(Items from a data source)
====================
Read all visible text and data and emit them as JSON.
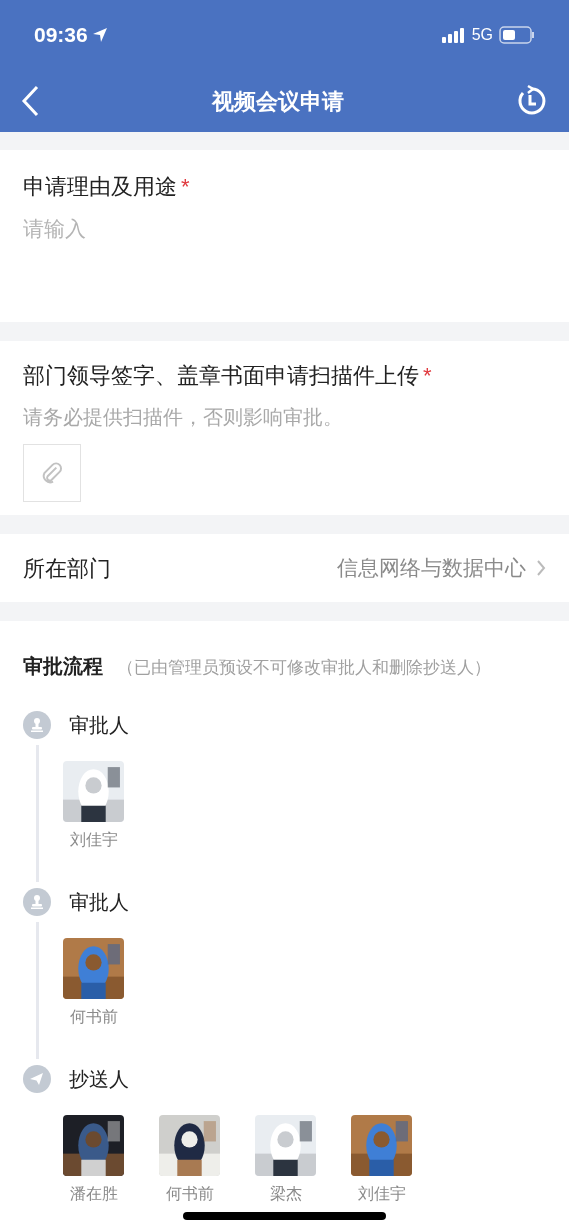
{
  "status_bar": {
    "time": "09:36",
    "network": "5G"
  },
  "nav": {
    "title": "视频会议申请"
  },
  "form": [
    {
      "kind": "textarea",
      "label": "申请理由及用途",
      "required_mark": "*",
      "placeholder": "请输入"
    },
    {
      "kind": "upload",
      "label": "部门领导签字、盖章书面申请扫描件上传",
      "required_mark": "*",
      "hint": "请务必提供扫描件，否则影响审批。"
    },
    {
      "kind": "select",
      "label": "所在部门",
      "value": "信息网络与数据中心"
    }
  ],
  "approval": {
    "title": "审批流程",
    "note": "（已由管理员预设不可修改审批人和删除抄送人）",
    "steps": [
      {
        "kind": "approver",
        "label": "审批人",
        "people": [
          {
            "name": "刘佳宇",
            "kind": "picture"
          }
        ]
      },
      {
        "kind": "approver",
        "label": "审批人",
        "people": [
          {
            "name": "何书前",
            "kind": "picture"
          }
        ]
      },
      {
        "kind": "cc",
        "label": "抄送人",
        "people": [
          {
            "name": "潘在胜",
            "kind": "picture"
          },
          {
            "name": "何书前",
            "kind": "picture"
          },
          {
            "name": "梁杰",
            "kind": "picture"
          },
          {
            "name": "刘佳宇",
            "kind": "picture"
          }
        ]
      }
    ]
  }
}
====================
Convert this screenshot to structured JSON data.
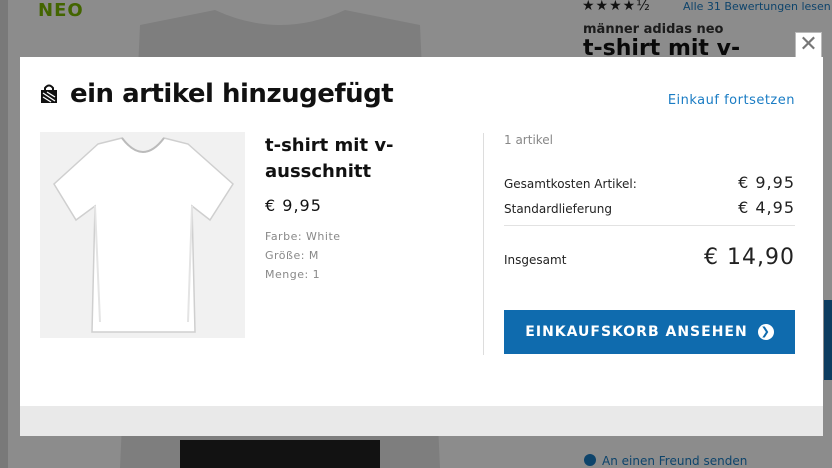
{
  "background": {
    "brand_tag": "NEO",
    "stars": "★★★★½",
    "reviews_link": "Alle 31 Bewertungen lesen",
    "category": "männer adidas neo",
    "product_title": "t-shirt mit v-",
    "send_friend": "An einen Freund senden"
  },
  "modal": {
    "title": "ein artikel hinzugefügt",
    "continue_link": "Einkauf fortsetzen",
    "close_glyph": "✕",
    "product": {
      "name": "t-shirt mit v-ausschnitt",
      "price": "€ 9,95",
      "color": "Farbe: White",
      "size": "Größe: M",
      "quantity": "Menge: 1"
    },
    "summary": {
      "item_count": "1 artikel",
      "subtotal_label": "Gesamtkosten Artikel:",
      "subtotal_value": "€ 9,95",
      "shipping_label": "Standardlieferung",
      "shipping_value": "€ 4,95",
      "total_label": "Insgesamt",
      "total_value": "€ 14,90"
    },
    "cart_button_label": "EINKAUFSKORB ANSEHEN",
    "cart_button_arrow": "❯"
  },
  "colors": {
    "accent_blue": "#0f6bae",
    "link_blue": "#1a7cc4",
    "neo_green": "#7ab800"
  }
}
====================
AIM OF THE TASK ▸
Pick out the lines that include the word "name" and write them out.

RESPONSE FOR THIS EXERCISE ▸
            "name": "刘佳宇",
            "name": "何书前",
            "name": "潘在胜",
            "name": "何书前",
            "name": "梁杰",
            "name": "刘佳宇",
      "name": "t-shirt mit v-ausschnitt",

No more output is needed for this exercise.